**** Information given

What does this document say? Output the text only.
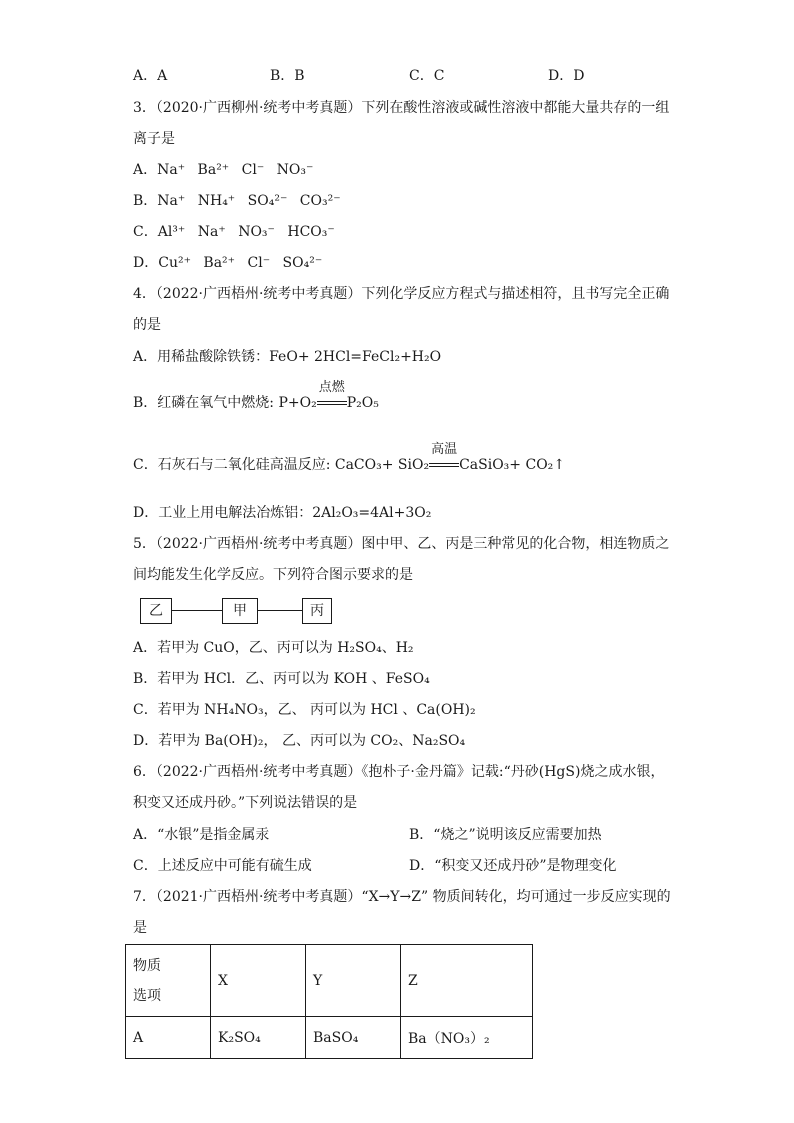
A．A	B．B	C．C	D．D
3．（2020·广西柳州·统考中考真题）下列在酸性溶液或碱性溶液中都能大量共存的一组
离子是
A．Na⁺ Ba²⁺ Cl⁻ NO₃⁻
B．Na⁺ NH₄⁺ SO₄²⁻ CO₃²⁻
C．Al³⁺ Na⁺ NO₃⁻ HCO₃⁻
D．Cu²⁺ Ba²⁺ Cl⁻ SO₄²⁻
4．（2022·广西梧州·统考中考真题）下列化学反应方程式与描述相符，且书写完全正确
的是
A．用稀盐酸除铁锈：FeO+ 2HCl=FeCl₂+H₂O
B．红磷在氧气中燃烧: P+O₂
点燃
P₂O₅
C．石灰石与二氧化硅高温反应: CaCO₃+ SiO₂
高温
CaSiO₃+ CO₂↑
D．工业上用电解法冶炼铝：2Al₂O₃=4Al+3O₂
5．（2022·广西梧州·统考中考真题）图中甲、乙、丙是三种常见的化合物，相连物质之
间均能发生化学反应。下列符合图示要求的是
乙	甲	丙
A．若甲为 CuO，乙、丙可以为 H₂SO₄、H₂
B．若甲为 HCl．乙、丙可以为 KOH 、FeSO₄
C．若甲为 NH₄NO₃，乙、 丙可以为 HCl 、Ca(OH)₂
D．若甲为 Ba(OH)₂， 乙、丙可以为 CO₂、Na₂SO₄
6．（2022·广西梧州·统考中考真题）《抱朴子·金丹篇》记载:“丹砂(HgS)烧之成水银，
积变又还成丹砂。”下列说法错误的是
A．“水银”是指金属汞	B．“烧之”说明该反应需要加热
C．上述反应中可能有硫生成	D．“积变又还成丹砂”是物理变化
7．（2021·广西梧州·统考中考真题）“X→Y→Z” 物质间转化，均可通过一步反应实现的
是
物质
选项	X	Y	Z
A	K₂SO₄	BaSO₄	Ba（NO₃）₂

********

* Task objective *
Retype the records exactly. Any image in them should not appear in what you write.

* Exercise result *
What does this document say? Output the text only.
A．A	B．B	C．C	D．D
3．（2020·广西柳州·统考中考真题）下列在酸性溶液或碱性溶液中都能大量共存的一组
离子是
A．Na⁺ Ba²⁺ Cl⁻ NO₃⁻
B．Na⁺ NH₄⁺ SO₄²⁻ CO₃²⁻
C．Al³⁺ Na⁺ NO₃⁻ HCO₃⁻
D．Cu²⁺ Ba²⁺ Cl⁻ SO₄²⁻
4．（2022·广西梧州·统考中考真题）下列化学反应方程式与描述相符，且书写完全正确
的是
A．用稀盐酸除铁锈：FeO+ 2HCl=FeCl₂+H₂O
B．红磷在氧气中燃烧: P+O₂
点燃
P₂O₅
C．石灰石与二氧化硅高温反应: CaCO₃+ SiO₂
高温
CaSiO₃+ CO₂↑
D．工业上用电解法冶炼铝：2Al₂O₃=4Al+3O₂
5．（2022·广西梧州·统考中考真题）图中甲、乙、丙是三种常见的化合物，相连物质之
间均能发生化学反应。下列符合图示要求的是
乙	甲	丙
A．若甲为 CuO，乙、丙可以为 H₂SO₄、H₂
B．若甲为 HCl．乙、丙可以为 KOH 、FeSO₄
C．若甲为 NH₄NO₃，乙、 丙可以为 HCl 、Ca(OH)₂
D．若甲为 Ba(OH)₂， 乙、丙可以为 CO₂、Na₂SO₄
6．（2022·广西梧州·统考中考真题）《抱朴子·金丹篇》记载:“丹砂(HgS)烧之成水银，
积变又还成丹砂。”下列说法错误的是
A．“水银”是指金属汞	B．“烧之”说明该反应需要加热
C．上述反应中可能有硫生成	D．“积变又还成丹砂”是物理变化
7．（2021·广西梧州·统考中考真题）“X→Y→Z” 物质间转化，均可通过一步反应实现的
是
物质
选项	X	Y	Z
A	K₂SO₄	BaSO₄	Ba（NO₃）₂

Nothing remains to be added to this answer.